Saved entries:
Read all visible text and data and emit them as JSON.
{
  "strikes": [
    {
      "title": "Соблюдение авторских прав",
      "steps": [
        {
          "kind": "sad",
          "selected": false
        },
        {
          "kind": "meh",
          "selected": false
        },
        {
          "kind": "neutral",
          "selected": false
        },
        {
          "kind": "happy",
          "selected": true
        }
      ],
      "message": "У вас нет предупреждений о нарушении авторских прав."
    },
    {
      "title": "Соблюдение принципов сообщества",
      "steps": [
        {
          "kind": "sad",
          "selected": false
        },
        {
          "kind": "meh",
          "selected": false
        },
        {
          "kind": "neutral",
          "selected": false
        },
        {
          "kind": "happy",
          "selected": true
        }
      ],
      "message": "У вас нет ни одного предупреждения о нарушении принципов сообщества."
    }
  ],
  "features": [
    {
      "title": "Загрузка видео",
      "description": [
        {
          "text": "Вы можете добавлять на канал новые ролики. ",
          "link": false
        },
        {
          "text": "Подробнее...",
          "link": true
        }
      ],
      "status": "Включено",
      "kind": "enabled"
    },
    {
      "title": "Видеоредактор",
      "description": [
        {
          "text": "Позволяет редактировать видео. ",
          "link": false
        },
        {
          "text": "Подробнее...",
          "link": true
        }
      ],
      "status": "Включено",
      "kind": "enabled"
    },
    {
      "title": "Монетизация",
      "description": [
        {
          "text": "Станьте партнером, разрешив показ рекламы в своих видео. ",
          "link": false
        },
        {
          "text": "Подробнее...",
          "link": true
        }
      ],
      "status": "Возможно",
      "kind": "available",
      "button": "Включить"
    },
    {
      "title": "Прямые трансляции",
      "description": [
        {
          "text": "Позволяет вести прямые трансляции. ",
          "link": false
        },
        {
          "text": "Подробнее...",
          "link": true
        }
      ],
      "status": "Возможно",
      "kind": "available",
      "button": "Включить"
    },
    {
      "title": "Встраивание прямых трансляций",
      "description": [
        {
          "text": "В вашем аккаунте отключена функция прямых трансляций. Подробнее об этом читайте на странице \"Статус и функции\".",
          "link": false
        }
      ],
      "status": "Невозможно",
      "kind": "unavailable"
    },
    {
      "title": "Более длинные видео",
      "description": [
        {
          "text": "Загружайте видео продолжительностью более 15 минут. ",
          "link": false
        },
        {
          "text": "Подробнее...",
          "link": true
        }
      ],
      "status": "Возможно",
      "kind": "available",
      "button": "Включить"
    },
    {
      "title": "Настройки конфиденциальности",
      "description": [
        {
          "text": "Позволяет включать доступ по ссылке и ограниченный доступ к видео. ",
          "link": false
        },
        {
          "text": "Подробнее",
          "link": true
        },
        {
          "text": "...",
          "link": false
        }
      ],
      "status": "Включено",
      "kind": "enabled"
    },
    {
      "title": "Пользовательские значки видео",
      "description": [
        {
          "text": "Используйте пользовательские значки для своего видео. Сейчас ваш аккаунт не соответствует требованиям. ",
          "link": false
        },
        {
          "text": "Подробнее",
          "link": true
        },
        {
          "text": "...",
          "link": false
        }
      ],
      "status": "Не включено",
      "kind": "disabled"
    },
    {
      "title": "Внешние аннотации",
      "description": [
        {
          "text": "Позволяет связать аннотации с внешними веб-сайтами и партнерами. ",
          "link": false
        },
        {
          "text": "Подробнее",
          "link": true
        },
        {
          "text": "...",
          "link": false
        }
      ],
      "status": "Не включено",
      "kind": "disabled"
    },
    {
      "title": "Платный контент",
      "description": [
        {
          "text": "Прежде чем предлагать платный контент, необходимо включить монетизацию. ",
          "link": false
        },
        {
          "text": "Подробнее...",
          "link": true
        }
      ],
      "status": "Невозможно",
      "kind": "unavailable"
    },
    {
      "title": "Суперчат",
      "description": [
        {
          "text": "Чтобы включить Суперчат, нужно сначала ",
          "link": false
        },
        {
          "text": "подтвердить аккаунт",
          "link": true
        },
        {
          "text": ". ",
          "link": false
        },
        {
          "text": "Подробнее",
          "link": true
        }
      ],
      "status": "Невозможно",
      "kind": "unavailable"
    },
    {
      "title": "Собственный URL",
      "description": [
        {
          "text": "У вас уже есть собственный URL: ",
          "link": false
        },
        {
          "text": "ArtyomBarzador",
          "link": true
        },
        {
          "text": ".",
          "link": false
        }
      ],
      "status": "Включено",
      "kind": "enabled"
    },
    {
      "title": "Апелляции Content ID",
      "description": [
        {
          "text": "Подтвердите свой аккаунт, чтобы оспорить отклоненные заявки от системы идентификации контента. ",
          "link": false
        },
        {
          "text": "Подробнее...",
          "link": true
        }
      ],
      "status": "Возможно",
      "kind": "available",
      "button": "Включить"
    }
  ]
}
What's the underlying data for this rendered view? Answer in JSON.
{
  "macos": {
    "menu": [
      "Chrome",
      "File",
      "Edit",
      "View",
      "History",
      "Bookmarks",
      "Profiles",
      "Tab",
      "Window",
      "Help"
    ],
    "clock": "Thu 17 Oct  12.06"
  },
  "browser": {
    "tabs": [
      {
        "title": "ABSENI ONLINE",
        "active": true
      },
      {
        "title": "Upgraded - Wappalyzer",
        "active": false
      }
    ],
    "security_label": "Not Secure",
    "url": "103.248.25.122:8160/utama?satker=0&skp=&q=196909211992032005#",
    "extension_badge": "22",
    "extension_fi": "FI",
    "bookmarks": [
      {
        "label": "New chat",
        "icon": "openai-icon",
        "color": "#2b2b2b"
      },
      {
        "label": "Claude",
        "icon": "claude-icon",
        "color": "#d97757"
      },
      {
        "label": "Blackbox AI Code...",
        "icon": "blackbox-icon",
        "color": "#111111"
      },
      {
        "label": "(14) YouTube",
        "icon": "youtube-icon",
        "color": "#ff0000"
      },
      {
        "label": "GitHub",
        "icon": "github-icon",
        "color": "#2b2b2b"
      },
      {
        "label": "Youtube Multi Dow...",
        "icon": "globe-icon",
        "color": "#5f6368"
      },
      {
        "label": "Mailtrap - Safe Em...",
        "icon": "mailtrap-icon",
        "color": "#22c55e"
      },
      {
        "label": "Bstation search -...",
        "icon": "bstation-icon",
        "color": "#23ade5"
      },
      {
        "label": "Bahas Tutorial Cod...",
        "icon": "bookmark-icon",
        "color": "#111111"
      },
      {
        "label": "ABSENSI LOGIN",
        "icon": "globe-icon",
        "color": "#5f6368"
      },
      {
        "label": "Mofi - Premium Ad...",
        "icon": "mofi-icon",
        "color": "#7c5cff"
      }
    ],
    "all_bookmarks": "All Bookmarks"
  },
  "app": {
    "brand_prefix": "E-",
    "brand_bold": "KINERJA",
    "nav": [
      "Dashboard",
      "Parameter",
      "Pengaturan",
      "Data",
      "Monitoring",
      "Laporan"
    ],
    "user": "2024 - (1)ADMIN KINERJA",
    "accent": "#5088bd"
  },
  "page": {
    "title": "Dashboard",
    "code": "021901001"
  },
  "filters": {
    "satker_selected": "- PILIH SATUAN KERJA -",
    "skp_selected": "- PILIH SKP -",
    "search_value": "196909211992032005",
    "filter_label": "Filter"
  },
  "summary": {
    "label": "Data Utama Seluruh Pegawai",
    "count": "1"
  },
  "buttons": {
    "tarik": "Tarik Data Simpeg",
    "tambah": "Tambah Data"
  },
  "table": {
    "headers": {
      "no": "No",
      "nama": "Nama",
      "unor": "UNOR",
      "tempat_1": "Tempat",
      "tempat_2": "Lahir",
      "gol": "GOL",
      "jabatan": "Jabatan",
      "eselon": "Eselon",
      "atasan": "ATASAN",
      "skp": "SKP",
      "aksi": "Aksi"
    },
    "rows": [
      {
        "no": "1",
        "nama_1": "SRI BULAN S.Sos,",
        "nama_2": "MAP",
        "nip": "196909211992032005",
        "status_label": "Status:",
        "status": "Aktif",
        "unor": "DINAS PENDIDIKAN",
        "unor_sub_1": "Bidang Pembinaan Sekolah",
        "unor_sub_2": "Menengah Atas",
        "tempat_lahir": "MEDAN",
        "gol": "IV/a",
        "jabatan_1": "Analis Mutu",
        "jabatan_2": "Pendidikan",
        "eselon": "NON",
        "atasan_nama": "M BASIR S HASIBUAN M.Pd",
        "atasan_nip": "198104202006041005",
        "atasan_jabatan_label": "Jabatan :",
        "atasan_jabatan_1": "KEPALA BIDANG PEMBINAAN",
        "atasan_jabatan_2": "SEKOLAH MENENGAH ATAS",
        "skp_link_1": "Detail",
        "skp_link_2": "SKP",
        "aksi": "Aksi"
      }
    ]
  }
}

_Your task_. Say how many lines have the string "Суперчат" in them, offering no words beyond the number.

_Task result_. 2